- EXERCISE PROMPT -
Print the listing below exactly, from the line with "enumerate the UI" up to and including the line with "afterpay-brand: afterpay: [641, 321, 671, 330]". Leave the pictures out.

- STORED ROWS -
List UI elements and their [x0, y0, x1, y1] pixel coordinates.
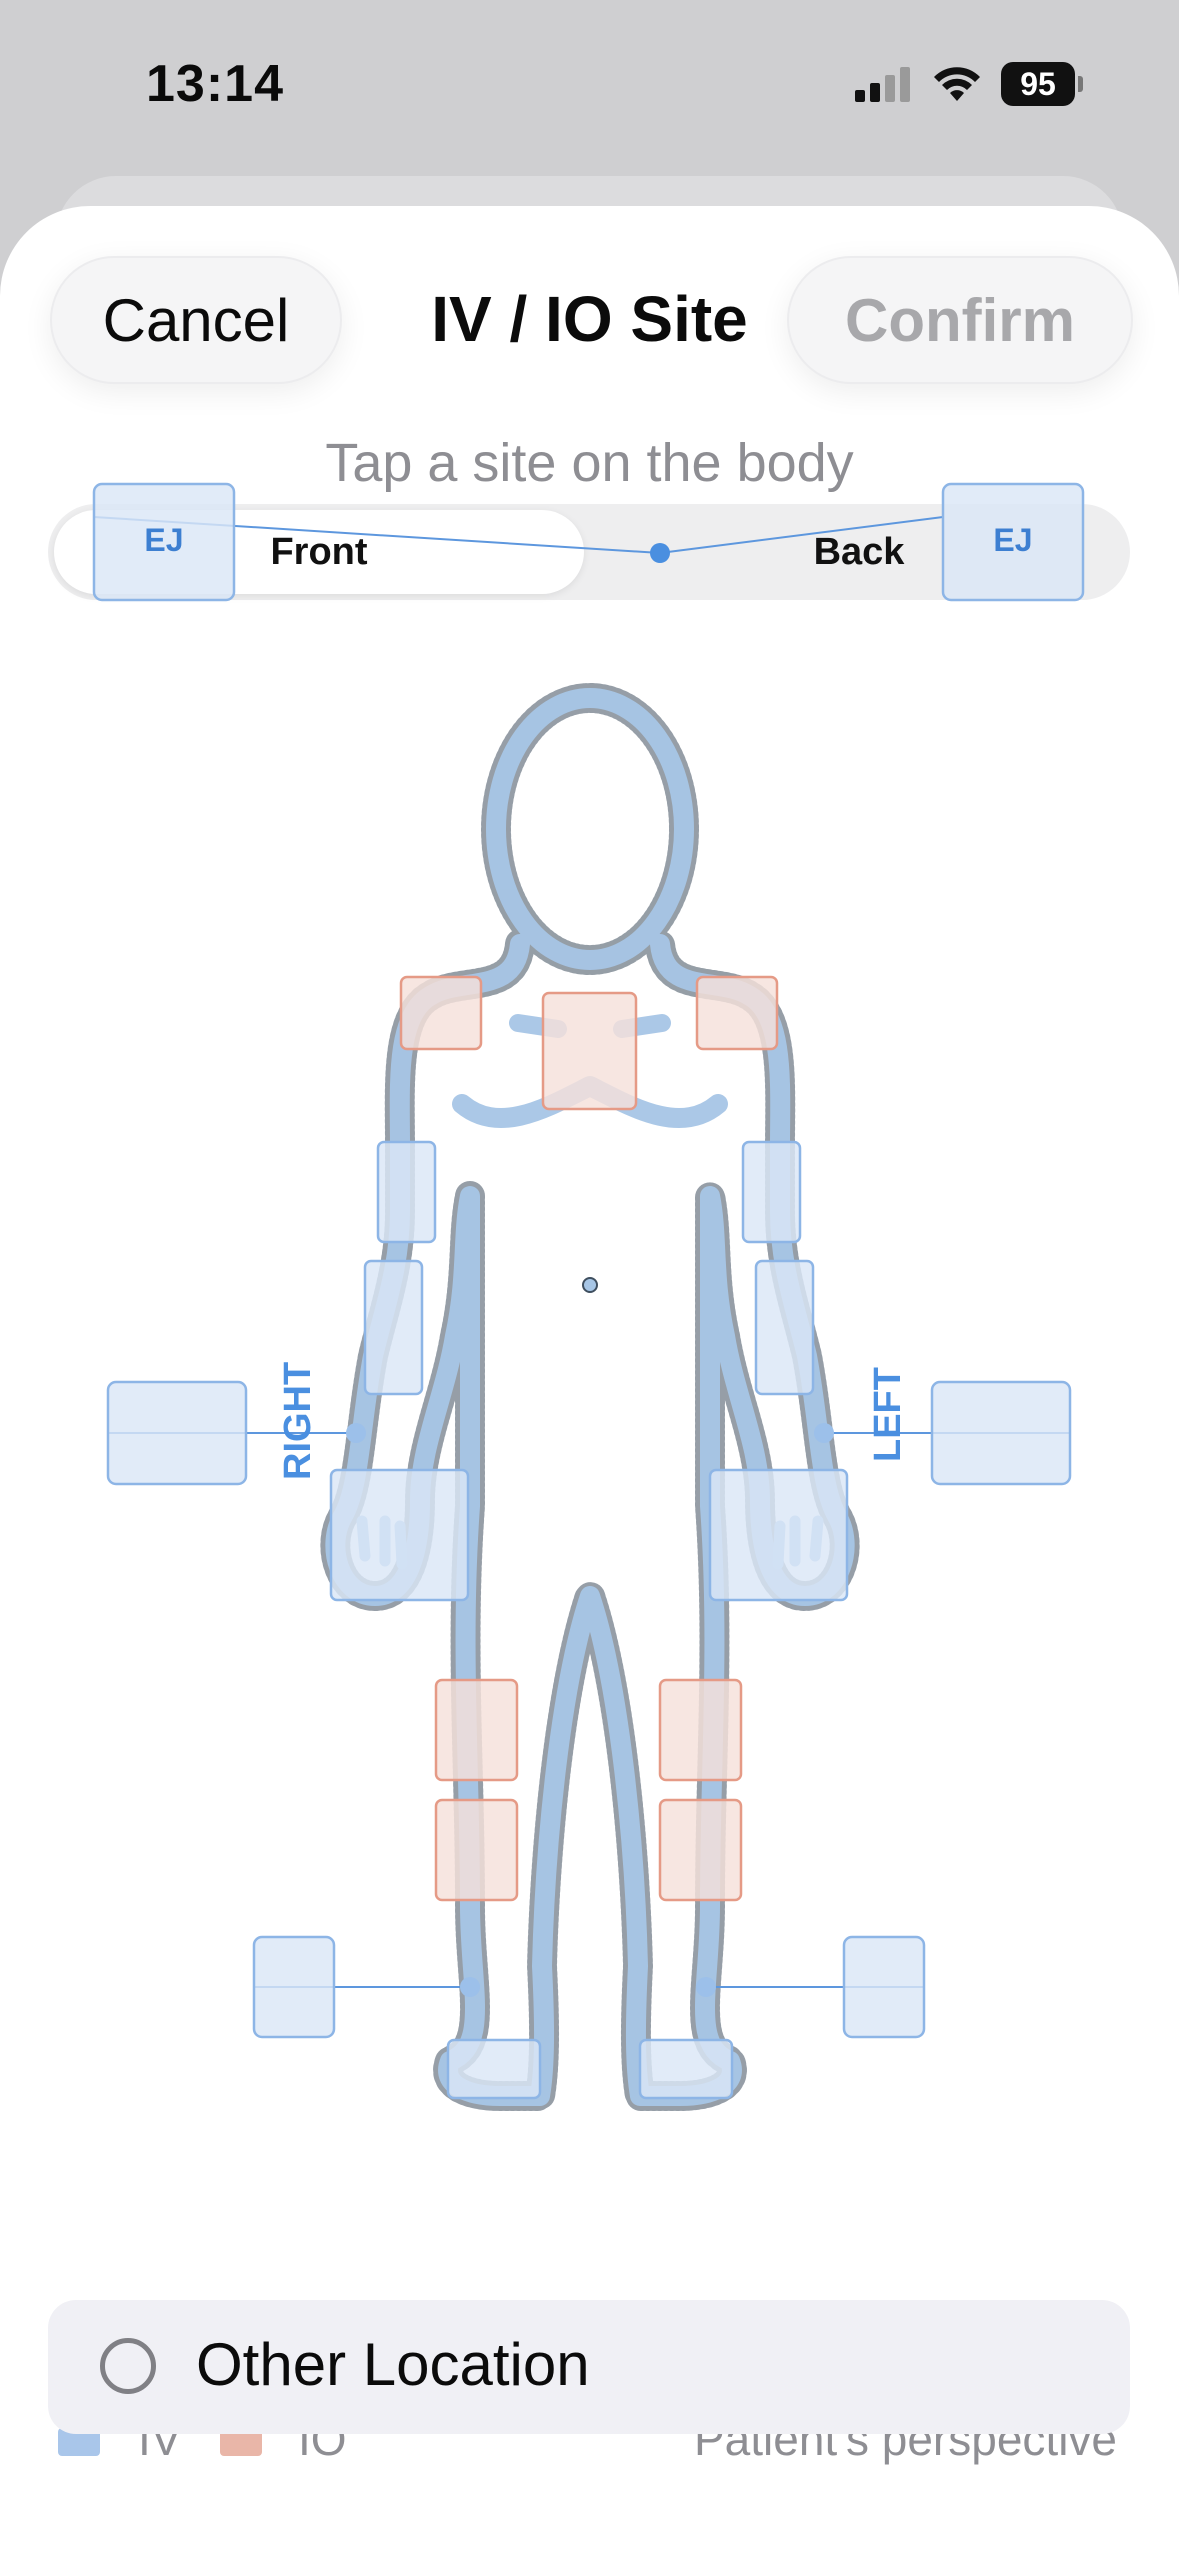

---

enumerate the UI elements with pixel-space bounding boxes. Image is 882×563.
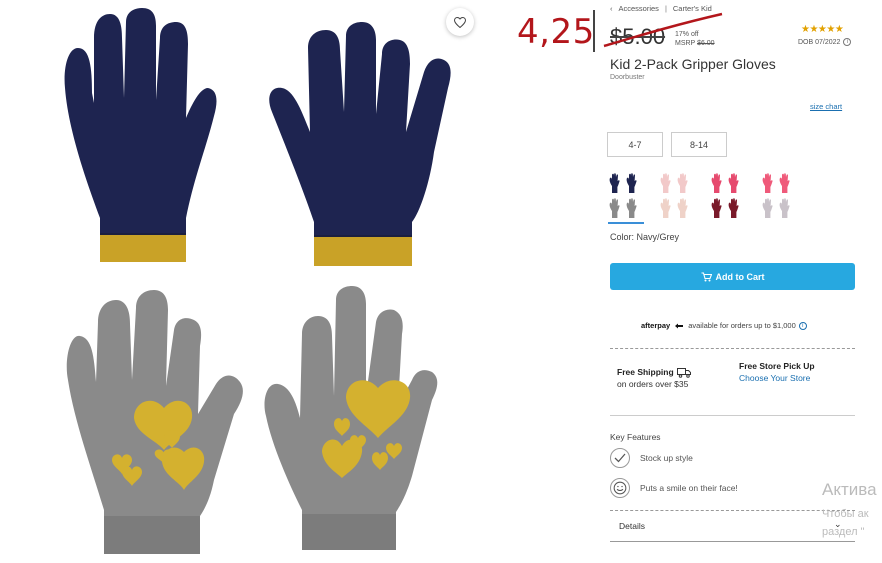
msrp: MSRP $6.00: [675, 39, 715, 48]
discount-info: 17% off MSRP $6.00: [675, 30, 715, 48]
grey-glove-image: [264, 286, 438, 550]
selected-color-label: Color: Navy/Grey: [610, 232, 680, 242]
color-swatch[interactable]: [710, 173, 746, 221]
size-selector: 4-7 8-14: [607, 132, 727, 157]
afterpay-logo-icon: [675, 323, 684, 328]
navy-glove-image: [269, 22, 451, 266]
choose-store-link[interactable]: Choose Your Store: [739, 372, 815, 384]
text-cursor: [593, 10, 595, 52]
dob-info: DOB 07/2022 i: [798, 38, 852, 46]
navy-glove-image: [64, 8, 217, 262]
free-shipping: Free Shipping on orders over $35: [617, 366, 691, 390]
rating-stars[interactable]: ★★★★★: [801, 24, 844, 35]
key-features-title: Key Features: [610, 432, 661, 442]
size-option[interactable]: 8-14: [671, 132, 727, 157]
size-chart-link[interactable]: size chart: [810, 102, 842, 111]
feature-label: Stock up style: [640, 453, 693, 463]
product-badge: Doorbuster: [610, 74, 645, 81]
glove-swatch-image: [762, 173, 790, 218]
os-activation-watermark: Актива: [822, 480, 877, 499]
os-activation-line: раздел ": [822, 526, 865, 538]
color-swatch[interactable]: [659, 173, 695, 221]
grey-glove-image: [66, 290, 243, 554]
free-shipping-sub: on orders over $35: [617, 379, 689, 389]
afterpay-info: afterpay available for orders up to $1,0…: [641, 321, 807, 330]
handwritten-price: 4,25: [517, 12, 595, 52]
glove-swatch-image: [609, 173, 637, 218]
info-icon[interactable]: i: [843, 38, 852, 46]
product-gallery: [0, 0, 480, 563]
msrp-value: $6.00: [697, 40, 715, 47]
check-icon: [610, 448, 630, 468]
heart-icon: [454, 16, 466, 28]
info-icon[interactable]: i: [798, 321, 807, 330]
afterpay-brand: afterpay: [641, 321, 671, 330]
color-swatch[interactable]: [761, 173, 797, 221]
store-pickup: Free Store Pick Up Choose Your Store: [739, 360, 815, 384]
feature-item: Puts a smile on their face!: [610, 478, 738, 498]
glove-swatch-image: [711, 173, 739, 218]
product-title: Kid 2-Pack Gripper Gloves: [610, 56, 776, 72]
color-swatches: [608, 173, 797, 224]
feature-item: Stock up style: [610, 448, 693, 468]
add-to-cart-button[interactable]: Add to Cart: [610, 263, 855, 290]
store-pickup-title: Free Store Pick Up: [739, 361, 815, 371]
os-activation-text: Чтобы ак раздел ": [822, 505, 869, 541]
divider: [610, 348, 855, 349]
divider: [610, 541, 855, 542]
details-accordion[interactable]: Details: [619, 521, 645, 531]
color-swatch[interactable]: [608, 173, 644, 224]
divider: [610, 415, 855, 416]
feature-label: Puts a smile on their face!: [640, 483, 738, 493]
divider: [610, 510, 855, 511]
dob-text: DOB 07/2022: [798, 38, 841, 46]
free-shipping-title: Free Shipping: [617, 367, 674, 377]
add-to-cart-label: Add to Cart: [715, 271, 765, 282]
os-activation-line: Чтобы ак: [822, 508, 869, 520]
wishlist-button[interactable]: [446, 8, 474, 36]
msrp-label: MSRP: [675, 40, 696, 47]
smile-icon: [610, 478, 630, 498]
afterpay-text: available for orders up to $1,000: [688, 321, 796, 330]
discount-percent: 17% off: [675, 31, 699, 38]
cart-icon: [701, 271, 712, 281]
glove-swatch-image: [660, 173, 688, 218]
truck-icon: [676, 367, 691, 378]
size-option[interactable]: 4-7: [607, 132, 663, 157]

- REPLY TO THE EXERCISE -
enumerate the UI elements with pixel-space bounding boxes. Image is 882×563.
msrp: MSRP $6.00: [675, 39, 715, 48]
discount-info: 17% off MSRP $6.00: [675, 30, 715, 48]
grey-glove-image: [264, 286, 438, 550]
selected-color-label: Color: Navy/Grey: [610, 232, 680, 242]
color-swatch[interactable]: [710, 173, 746, 221]
size-selector: 4-7 8-14: [607, 132, 727, 157]
afterpay-logo-icon: [675, 323, 684, 328]
navy-glove-image: [269, 22, 451, 266]
choose-store-link[interactable]: Choose Your Store: [739, 372, 815, 384]
text-cursor: [593, 10, 595, 52]
dob-info: DOB 07/2022 i: [798, 38, 852, 46]
navy-glove-image: [64, 8, 217, 262]
free-shipping: Free Shipping on orders over $35: [617, 366, 691, 390]
rating-stars[interactable]: ★★★★★: [801, 24, 844, 35]
key-features-title: Key Features: [610, 432, 661, 442]
size-option[interactable]: 8-14: [671, 132, 727, 157]
size-chart-link[interactable]: size chart: [810, 102, 842, 111]
feature-label: Stock up style: [640, 453, 693, 463]
product-badge: Doorbuster: [610, 74, 645, 81]
glove-swatch-image: [762, 173, 790, 218]
os-activation-watermark: Актива: [822, 480, 877, 499]
os-activation-line: раздел ": [822, 526, 865, 538]
color-swatch[interactable]: [659, 173, 695, 221]
grey-glove-image: [66, 290, 243, 554]
free-shipping-sub: on orders over $35: [617, 379, 689, 389]
afterpay-info: afterpay available for orders up to $1,0…: [641, 321, 807, 330]
handwritten-price: 4,25: [517, 12, 595, 52]
glove-swatch-image: [609, 173, 637, 218]
info-icon[interactable]: i: [843, 38, 852, 46]
product-gallery: [0, 0, 480, 563]
msrp-value: $6.00: [697, 40, 715, 47]
check-icon: [610, 448, 630, 468]
heart-icon: [454, 16, 466, 28]
info-icon[interactable]: i: [798, 321, 807, 330]
afterpay-brand: afterpay: [641, 321, 671, 330]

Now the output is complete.